Excerpt from a dataset:

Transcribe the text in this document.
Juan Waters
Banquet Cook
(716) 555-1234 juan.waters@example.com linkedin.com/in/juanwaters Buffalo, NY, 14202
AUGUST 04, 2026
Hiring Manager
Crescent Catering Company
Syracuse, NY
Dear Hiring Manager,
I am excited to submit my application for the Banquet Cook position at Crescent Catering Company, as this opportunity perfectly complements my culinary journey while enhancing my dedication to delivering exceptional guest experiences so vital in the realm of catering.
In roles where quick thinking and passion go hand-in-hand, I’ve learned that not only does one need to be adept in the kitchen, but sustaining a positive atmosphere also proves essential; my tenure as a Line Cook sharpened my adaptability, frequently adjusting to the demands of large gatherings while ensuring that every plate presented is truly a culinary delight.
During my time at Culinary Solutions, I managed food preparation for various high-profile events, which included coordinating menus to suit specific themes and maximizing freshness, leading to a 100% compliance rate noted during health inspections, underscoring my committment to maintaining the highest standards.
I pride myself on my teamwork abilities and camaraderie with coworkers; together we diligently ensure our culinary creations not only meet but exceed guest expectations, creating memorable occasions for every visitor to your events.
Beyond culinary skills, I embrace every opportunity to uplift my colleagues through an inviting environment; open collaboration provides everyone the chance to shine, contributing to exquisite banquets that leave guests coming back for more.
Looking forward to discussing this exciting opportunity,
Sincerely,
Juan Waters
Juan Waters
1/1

REQUIREMENTS
Extract the listing in its entirety, matching it exactly.

FULL OUTPUT
Transcribe the text in this document.
Juan Waters
Banquet Cook
(716) 555-1234 juan.waters@example.com linkedin.com/in/juanwaters Buffalo, NY, 14202
AUGUST 04, 2026
Hiring Manager
Crescent Catering Company
Syracuse, NY
Dear Hiring Manager,
I am excited to submit my application for the Banquet Cook position at Crescent Catering Company, as this opportunity perfectly complements my culinary journey while enhancing my dedication to delivering exceptional guest experiences so vital in the realm of catering.
In roles where quick thinking and passion go hand-in-hand, I’ve learned that not only does one need to be adept in the kitchen, but sustaining a positive atmosphere also proves essential; my tenure as a Line Cook sharpened my adaptability, frequently adjusting to the demands of large gatherings while ensuring that every plate presented is truly a culinary delight.
During my time at Culinary Solutions, I managed food preparation for various high-profile events, which included coordinating menus to suit specific themes and maximizing freshness, leading to a 100% compliance rate noted during health inspections, underscoring my committment to maintaining the highest standards.
I pride myself on my teamwork abilities and camaraderie with coworkers; together we diligently ensure our culinary creations not only meet but exceed guest expectations, creating memorable occasions for every visitor to your events.
Beyond culinary skills, I embrace every opportunity to uplift my colleagues through an inviting environment; open collaboration provides everyone the chance to shine, contributing to exquisite banquets that leave guests coming back for more.
Looking forward to discussing this exciting opportunity,
Sincerely,
Juan Waters
Juan Waters
1/1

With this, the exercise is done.